(Problem): Find and copy every line in the records that includes the string "theo".

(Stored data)
*****
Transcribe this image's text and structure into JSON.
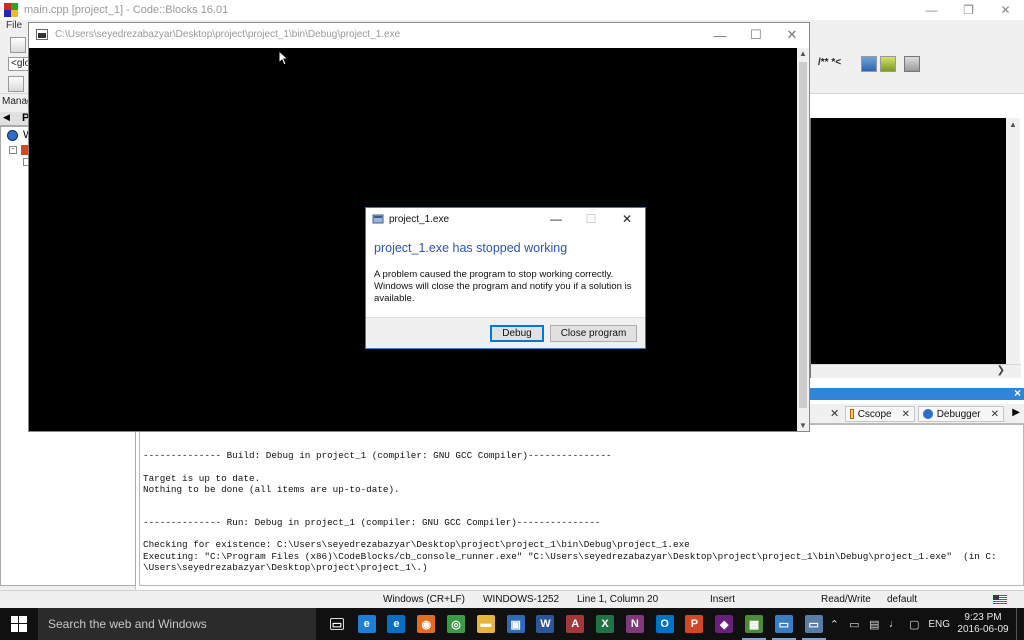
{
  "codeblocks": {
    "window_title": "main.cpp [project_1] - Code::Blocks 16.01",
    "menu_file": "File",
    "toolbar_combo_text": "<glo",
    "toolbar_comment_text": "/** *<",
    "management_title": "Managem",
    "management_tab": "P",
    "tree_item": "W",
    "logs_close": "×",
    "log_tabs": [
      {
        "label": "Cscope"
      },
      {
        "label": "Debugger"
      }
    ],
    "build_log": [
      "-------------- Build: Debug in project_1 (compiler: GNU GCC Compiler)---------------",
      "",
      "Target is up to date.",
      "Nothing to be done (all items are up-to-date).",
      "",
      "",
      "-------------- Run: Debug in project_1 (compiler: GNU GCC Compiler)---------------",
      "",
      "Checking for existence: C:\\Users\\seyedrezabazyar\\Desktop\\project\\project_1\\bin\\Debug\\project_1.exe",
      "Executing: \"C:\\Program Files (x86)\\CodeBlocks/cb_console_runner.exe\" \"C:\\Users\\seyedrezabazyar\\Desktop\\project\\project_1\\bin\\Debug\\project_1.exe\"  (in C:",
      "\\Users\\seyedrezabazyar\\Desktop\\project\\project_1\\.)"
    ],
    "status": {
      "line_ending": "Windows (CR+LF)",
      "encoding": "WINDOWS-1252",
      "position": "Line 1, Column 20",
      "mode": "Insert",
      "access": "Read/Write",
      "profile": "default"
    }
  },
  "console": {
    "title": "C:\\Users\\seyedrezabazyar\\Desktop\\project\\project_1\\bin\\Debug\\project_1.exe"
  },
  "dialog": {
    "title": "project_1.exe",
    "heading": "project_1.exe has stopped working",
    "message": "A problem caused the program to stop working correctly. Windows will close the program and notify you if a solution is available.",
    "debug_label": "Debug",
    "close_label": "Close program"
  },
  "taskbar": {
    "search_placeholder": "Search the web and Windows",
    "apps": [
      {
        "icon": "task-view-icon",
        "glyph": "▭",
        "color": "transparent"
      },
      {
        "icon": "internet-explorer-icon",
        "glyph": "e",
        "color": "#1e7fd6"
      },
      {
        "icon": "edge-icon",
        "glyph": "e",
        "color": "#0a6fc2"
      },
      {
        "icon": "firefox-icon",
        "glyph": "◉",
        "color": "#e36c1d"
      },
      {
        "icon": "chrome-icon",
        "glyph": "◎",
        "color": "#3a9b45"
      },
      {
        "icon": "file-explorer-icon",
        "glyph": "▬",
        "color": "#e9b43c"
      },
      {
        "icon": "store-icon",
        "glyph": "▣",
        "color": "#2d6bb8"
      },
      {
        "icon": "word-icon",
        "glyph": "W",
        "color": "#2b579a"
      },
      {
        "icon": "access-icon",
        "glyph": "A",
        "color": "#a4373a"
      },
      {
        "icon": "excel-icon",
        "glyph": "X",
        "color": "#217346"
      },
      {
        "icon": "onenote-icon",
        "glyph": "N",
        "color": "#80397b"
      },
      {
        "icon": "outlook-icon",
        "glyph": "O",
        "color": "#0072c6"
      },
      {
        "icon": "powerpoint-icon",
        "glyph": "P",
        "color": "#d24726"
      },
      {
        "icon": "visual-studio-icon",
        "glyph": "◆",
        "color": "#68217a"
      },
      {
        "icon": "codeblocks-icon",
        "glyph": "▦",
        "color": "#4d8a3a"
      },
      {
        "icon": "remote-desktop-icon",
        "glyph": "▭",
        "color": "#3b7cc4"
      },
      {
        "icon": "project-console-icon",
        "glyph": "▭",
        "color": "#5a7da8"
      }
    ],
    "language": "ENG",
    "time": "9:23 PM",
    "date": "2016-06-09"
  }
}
*****
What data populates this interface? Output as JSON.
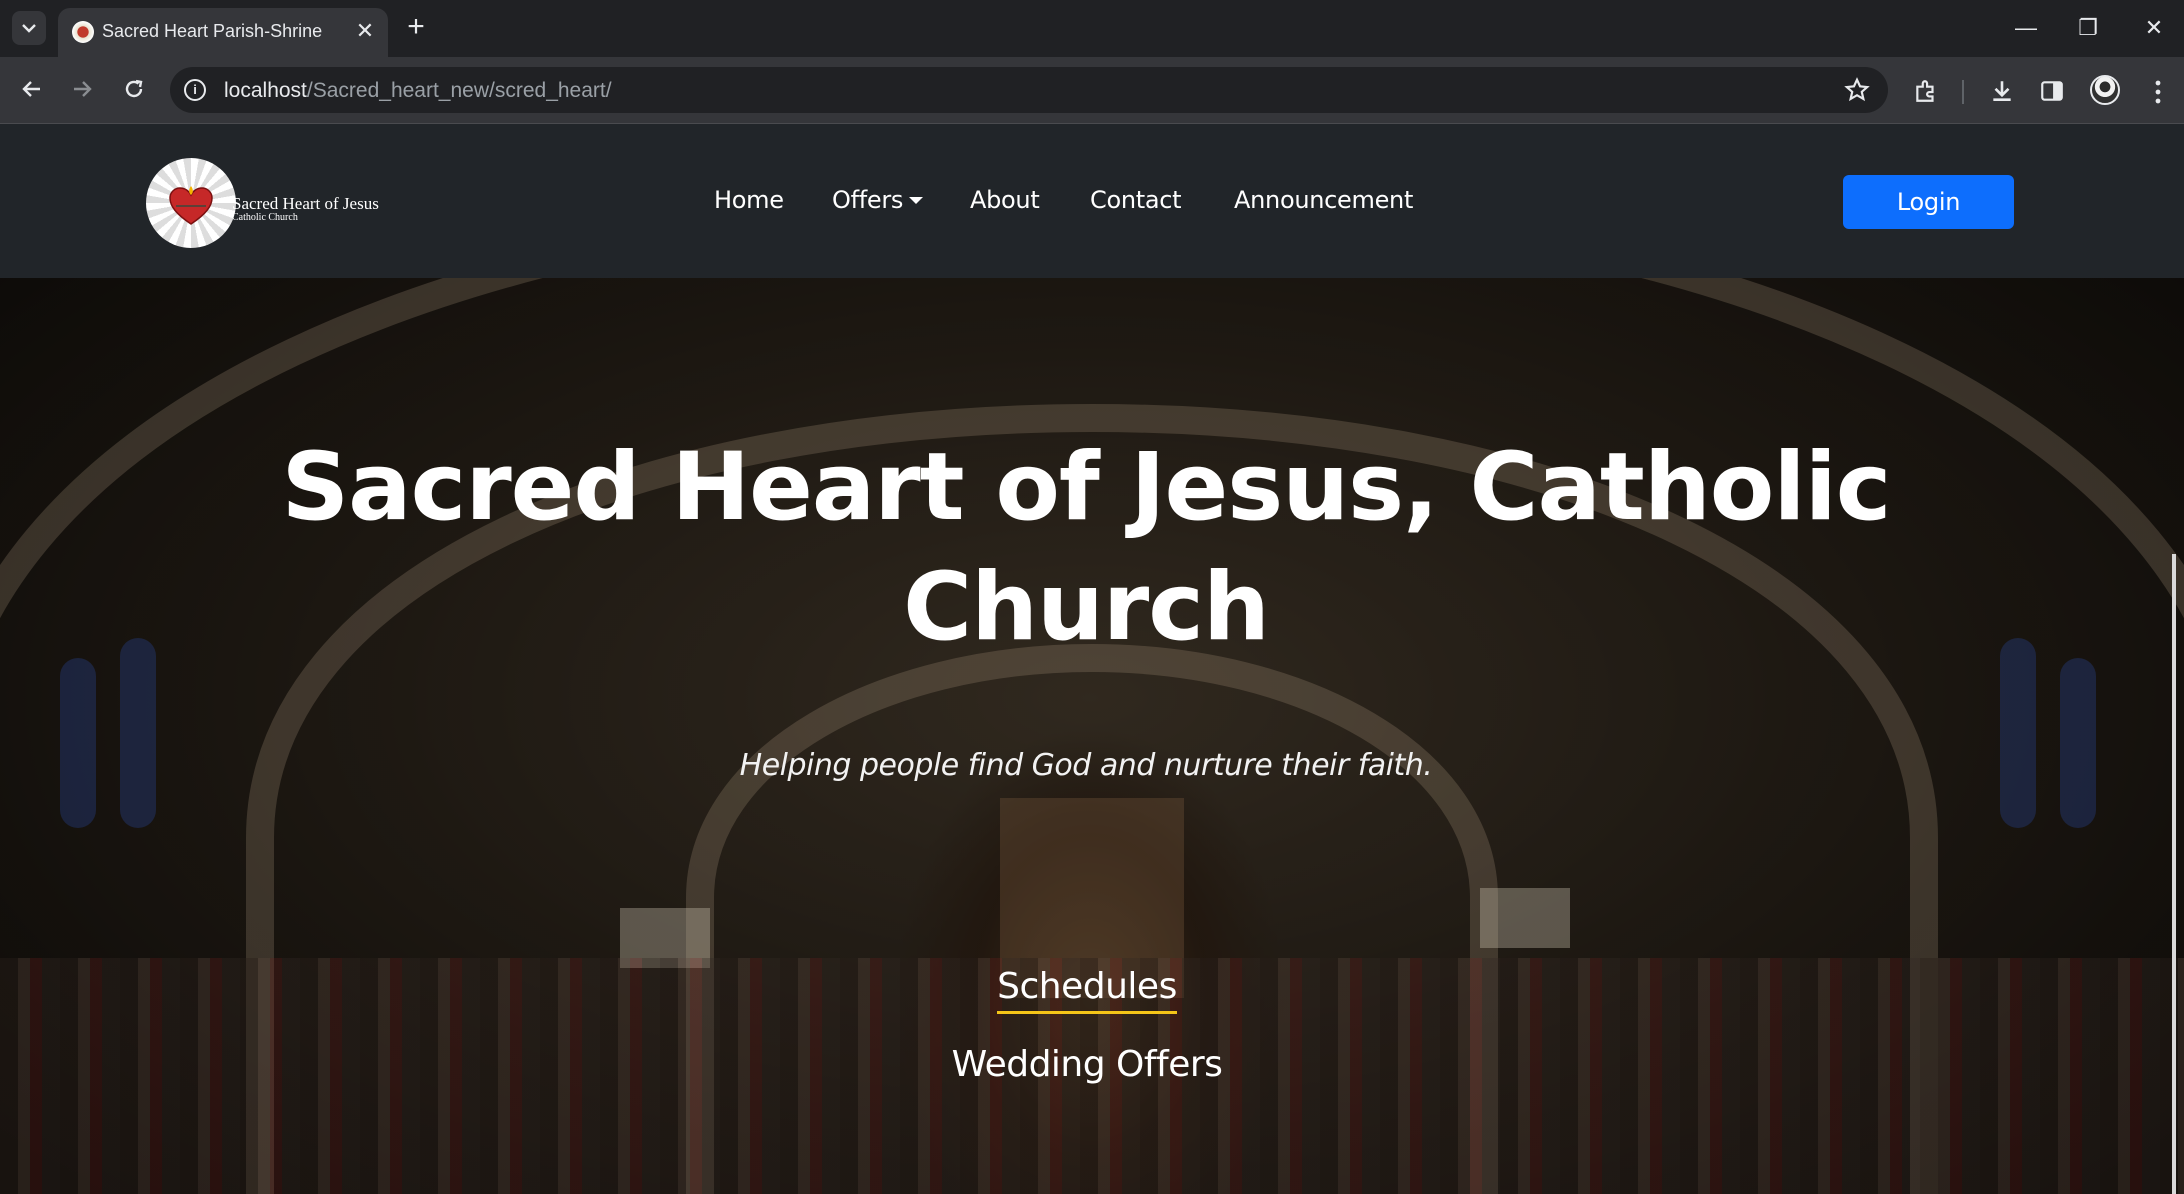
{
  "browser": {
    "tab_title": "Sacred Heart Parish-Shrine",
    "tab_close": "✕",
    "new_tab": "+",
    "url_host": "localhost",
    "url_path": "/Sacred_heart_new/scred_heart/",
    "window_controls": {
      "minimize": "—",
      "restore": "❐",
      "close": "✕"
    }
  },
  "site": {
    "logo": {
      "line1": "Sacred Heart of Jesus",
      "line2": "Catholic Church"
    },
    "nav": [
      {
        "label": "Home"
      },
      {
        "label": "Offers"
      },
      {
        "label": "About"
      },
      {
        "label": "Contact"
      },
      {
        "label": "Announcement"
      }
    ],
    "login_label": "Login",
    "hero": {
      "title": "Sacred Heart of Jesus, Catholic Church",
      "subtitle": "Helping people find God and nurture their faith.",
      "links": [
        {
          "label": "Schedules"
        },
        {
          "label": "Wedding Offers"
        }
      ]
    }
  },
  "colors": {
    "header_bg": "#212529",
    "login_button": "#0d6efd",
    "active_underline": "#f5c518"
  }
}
*****
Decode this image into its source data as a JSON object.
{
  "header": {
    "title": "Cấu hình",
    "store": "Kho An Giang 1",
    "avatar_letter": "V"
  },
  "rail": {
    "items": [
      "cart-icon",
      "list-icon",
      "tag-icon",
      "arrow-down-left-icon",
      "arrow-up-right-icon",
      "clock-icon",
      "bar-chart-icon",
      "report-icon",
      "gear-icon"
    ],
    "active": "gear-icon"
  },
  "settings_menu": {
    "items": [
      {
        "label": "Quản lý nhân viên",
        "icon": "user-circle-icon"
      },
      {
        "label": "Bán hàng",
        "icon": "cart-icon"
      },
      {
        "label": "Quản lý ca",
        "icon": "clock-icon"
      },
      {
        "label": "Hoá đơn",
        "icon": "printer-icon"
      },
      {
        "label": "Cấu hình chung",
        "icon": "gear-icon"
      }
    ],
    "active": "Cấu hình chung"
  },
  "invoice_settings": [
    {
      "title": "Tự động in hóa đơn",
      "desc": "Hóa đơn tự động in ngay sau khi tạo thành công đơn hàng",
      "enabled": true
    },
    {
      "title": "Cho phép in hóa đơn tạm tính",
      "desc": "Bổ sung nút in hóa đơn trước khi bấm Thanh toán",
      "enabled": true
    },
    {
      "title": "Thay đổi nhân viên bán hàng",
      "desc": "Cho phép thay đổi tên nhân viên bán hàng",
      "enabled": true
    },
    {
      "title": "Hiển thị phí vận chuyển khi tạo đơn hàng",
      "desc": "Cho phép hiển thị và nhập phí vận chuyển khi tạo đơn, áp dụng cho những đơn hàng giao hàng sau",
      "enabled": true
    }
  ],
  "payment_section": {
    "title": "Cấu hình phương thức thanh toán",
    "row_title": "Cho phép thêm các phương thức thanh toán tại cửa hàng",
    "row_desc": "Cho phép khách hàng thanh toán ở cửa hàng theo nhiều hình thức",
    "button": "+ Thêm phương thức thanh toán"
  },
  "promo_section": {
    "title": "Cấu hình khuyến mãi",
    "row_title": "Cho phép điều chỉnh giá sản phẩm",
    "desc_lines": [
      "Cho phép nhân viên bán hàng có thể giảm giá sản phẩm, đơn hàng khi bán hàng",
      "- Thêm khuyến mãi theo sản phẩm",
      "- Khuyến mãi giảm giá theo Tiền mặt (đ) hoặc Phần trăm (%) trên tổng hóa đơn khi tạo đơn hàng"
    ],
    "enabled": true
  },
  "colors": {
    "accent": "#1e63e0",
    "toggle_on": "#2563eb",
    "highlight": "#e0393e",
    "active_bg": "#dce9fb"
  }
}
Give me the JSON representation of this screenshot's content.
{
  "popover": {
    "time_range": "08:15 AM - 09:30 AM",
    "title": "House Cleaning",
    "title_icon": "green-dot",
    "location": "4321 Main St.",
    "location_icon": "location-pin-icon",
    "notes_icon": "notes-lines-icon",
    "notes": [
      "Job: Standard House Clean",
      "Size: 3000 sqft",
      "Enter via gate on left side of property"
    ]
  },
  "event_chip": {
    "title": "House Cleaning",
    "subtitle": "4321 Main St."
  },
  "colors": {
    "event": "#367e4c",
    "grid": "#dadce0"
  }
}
*****
(In response):
    "row_desc": "Cho phép khách hàng thanh toán ở cửa hàng theo nhiều hình thức",
      "- Thêm khuyến mãi theo sản phẩm",
      "- Khuyến mãi giảm giá theo Tiền mặt (đ) hoặc Phần trăm (%) trên tổng hóa đơn khi tạo đơn hàng"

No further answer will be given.